Dataset items
▼
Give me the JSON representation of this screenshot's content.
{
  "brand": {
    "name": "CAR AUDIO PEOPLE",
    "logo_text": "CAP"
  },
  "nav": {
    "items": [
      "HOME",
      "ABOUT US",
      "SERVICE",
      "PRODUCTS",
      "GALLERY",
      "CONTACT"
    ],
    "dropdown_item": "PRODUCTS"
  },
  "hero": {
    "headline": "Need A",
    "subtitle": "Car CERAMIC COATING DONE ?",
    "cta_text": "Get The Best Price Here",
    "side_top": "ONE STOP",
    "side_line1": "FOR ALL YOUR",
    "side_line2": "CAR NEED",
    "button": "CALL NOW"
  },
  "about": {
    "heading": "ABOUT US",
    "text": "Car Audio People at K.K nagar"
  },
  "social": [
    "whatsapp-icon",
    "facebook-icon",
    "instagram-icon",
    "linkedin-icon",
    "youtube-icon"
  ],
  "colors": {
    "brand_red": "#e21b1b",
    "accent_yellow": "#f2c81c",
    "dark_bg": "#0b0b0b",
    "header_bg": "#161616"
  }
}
▲
▼
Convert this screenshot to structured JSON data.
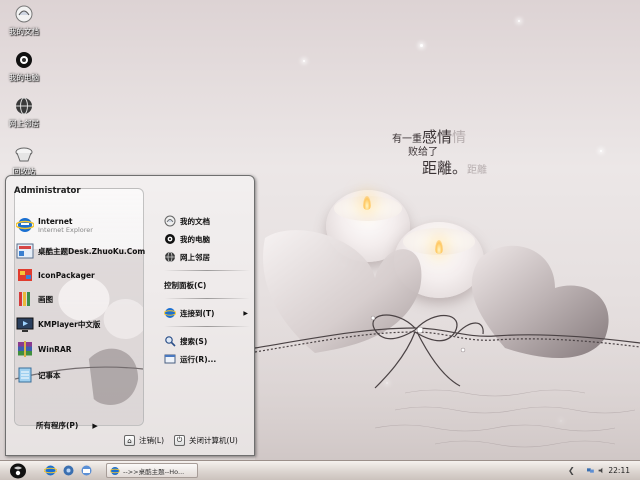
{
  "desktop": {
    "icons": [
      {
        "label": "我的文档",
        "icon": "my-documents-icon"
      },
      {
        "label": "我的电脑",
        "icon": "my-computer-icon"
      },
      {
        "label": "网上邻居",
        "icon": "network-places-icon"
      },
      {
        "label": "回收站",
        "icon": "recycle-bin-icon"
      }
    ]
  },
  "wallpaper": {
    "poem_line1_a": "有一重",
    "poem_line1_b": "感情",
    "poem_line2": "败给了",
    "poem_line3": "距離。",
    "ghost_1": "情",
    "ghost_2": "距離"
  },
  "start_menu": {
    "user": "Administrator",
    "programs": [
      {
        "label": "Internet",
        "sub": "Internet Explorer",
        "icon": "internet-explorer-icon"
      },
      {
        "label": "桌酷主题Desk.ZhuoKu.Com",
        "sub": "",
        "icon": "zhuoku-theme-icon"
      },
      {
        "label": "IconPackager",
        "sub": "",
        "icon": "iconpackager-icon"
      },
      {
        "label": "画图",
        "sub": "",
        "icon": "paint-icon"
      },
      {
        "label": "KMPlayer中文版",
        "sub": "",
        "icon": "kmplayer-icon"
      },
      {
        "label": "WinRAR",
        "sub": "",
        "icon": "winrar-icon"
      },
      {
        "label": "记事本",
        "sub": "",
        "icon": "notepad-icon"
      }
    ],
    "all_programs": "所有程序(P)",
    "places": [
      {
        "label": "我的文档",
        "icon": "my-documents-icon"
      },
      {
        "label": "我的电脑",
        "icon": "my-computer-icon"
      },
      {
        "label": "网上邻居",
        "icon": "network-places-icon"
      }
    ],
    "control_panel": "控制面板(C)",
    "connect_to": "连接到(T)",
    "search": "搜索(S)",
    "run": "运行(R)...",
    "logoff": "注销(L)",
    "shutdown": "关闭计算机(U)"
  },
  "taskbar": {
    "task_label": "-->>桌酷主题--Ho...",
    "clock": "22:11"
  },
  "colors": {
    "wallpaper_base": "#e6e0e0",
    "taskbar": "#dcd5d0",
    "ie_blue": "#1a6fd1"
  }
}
▲
| To be done |
In the entries above, some lines may contain the string "JSON"; report how many, without additional comment.

| Completed task |
2